Given request =
State only the number of lines that include "this".

────────────────

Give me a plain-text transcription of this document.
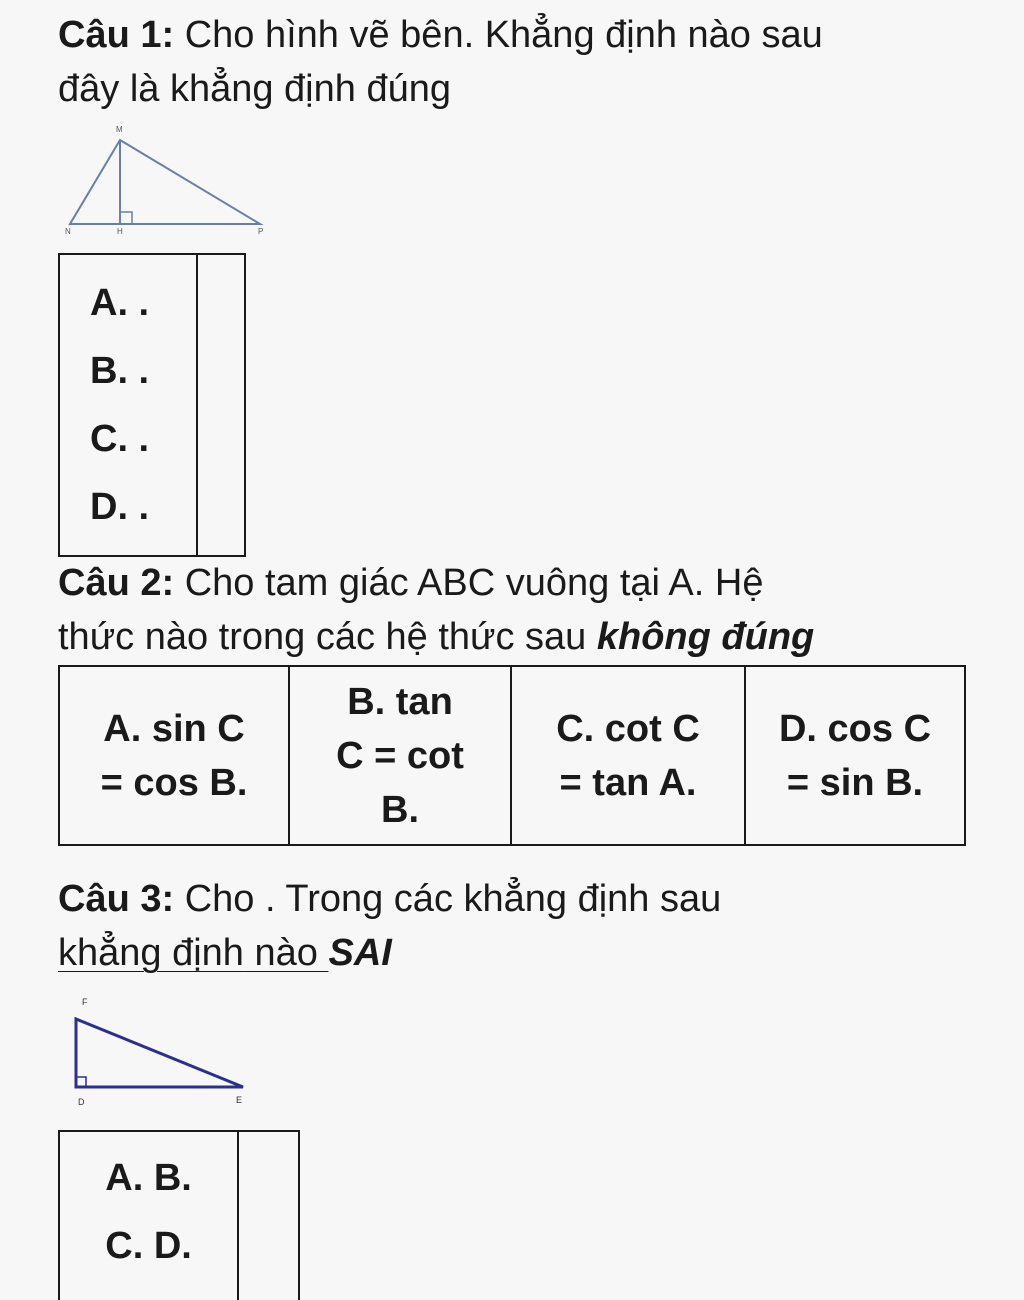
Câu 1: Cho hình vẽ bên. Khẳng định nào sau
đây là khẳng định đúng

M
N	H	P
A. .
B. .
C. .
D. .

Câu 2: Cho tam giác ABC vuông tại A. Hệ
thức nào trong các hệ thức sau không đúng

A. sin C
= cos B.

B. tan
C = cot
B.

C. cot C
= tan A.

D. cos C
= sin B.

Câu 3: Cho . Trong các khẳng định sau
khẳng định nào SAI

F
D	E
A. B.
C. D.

────────────────

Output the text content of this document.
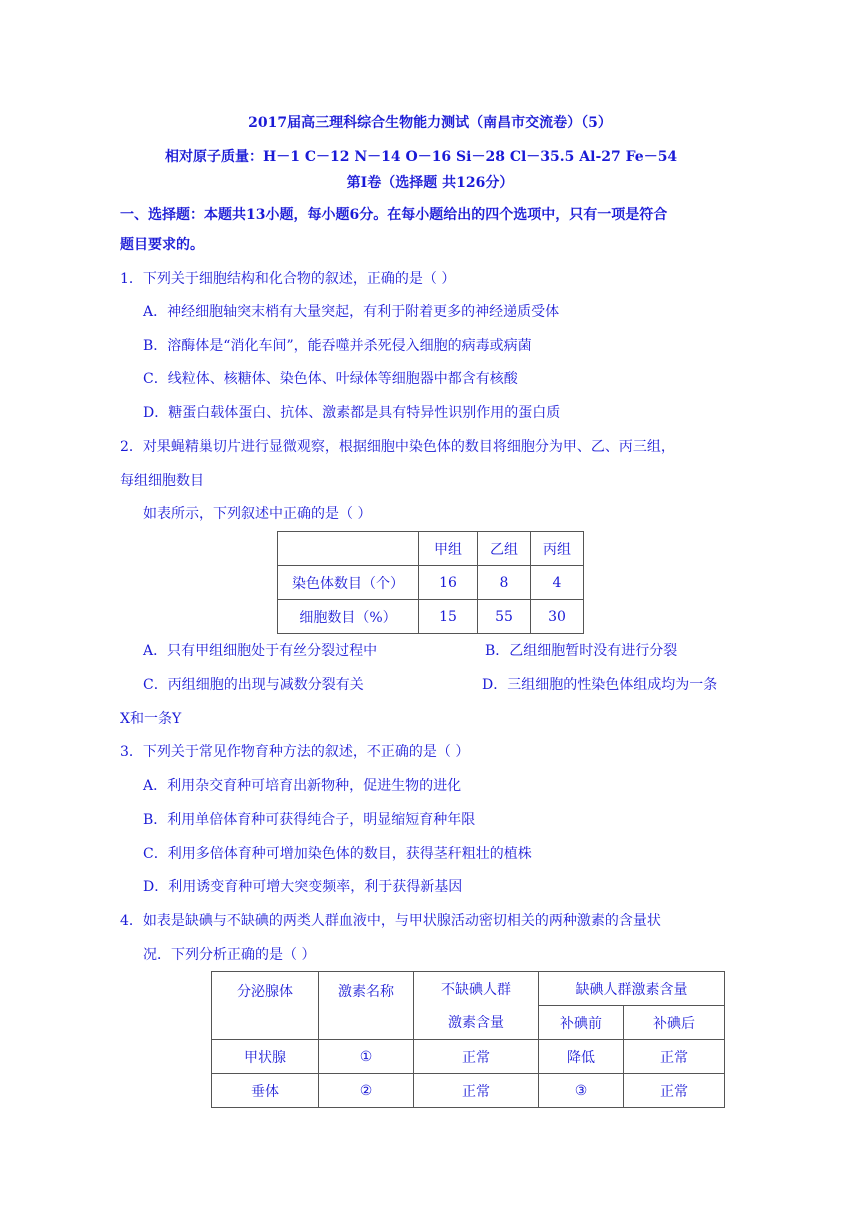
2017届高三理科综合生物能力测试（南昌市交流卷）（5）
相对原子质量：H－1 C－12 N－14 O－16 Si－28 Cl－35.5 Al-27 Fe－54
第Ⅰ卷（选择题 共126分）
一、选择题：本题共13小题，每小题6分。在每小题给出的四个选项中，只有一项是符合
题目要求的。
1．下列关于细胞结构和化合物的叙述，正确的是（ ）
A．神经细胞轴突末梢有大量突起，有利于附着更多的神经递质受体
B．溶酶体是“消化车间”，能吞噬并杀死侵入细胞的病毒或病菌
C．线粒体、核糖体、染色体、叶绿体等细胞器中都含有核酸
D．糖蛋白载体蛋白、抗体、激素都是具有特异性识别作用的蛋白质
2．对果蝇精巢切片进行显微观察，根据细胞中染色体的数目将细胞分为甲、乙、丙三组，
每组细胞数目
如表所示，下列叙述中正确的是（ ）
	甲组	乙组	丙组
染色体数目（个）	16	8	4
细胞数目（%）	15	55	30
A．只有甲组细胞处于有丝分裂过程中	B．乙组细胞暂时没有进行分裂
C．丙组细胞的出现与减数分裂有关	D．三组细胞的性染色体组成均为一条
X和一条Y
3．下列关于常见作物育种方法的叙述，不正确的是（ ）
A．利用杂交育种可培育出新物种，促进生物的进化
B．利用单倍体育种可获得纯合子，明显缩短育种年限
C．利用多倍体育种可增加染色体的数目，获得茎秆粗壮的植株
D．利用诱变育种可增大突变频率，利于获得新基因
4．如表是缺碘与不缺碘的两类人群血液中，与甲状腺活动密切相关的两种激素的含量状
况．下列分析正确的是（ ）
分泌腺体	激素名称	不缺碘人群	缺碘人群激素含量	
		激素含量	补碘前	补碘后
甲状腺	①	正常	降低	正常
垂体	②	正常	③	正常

────────────────

Answer below =
2